# Material shown start

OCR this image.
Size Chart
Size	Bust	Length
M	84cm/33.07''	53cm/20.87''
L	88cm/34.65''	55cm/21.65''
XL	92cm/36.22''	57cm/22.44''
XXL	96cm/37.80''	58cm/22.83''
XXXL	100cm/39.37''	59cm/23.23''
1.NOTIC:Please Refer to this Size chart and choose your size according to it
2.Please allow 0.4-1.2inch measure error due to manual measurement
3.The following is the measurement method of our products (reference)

# Material shown end
# Material shown start

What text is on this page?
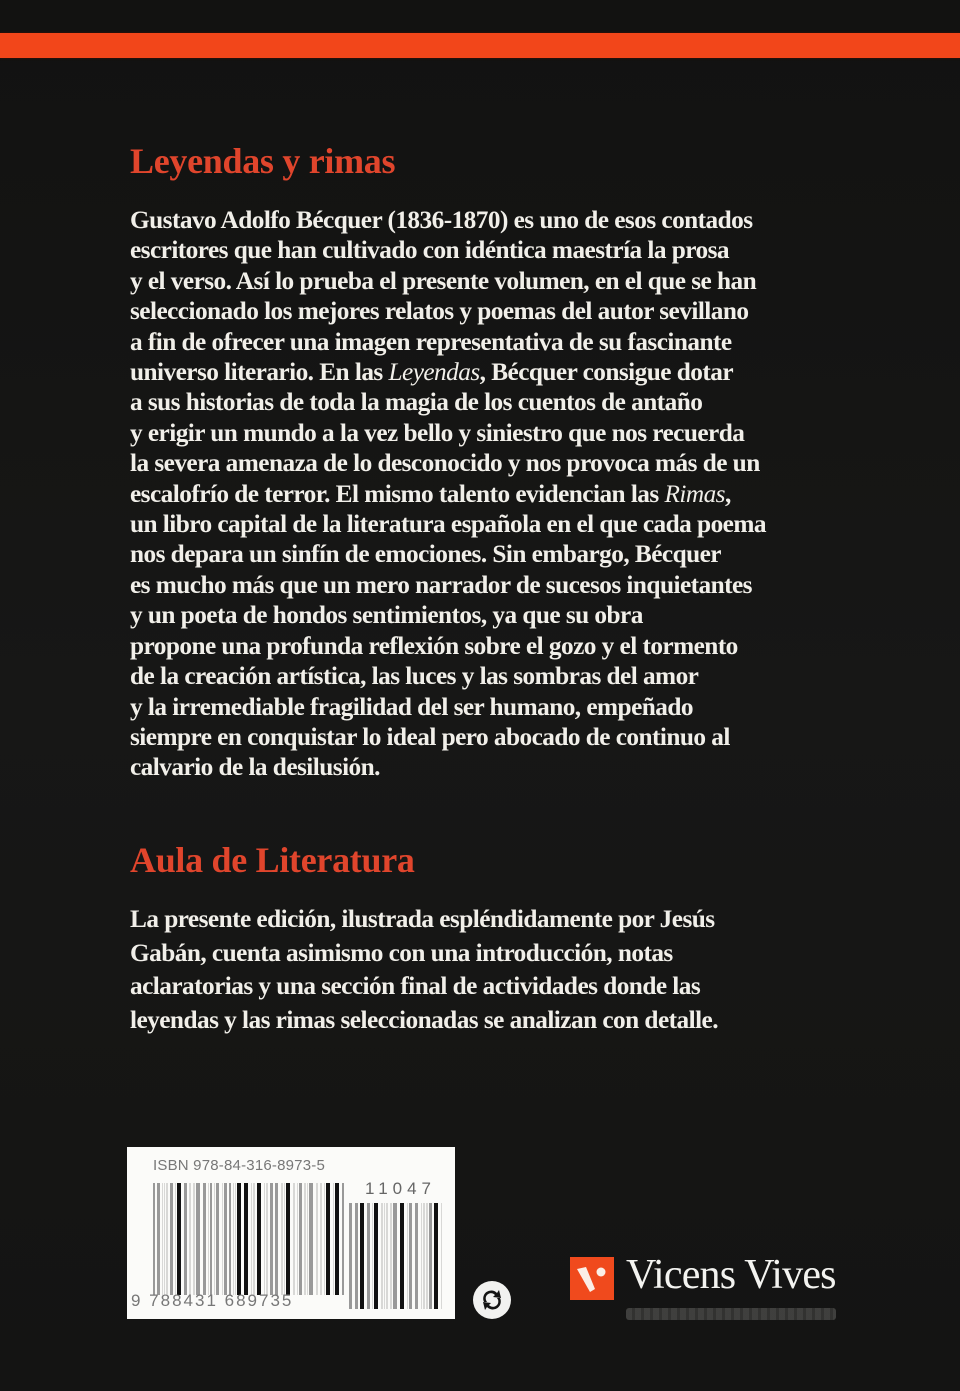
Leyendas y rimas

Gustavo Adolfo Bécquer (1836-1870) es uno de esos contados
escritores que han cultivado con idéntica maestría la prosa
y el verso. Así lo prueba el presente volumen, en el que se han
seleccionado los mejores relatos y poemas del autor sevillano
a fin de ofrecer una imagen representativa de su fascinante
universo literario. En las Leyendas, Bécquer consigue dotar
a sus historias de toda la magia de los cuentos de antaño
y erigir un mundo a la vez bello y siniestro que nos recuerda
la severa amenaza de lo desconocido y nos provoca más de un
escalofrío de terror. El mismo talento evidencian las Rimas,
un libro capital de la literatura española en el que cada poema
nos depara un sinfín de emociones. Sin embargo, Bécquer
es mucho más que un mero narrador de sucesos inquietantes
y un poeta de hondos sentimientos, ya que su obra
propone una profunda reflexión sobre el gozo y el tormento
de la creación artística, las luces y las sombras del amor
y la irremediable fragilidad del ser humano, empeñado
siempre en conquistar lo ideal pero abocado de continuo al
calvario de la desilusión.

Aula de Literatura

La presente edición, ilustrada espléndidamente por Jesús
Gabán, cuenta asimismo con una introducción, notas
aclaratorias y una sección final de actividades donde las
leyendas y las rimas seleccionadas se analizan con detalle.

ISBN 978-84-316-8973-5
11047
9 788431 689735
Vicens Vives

# Material shown end
# Material shown start

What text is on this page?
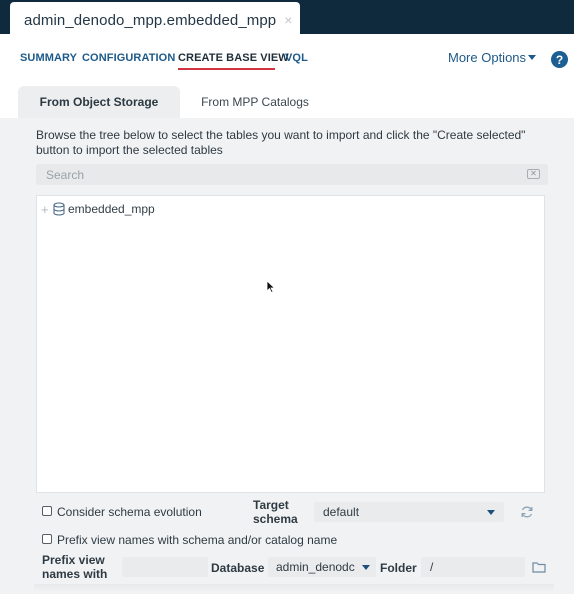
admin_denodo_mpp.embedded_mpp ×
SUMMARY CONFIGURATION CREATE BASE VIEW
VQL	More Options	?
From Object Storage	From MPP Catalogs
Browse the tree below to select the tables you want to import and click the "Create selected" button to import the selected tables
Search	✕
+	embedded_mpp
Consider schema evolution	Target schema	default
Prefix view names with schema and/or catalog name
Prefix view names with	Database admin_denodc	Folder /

# Material shown end

◆ Task goal
Pull every line containing the word "presente" out of the material.

◆ The reply
y el verso. Así lo prueba el presente volumen, en el que se han
La presente edición, ilustrada espléndidamente por Jesús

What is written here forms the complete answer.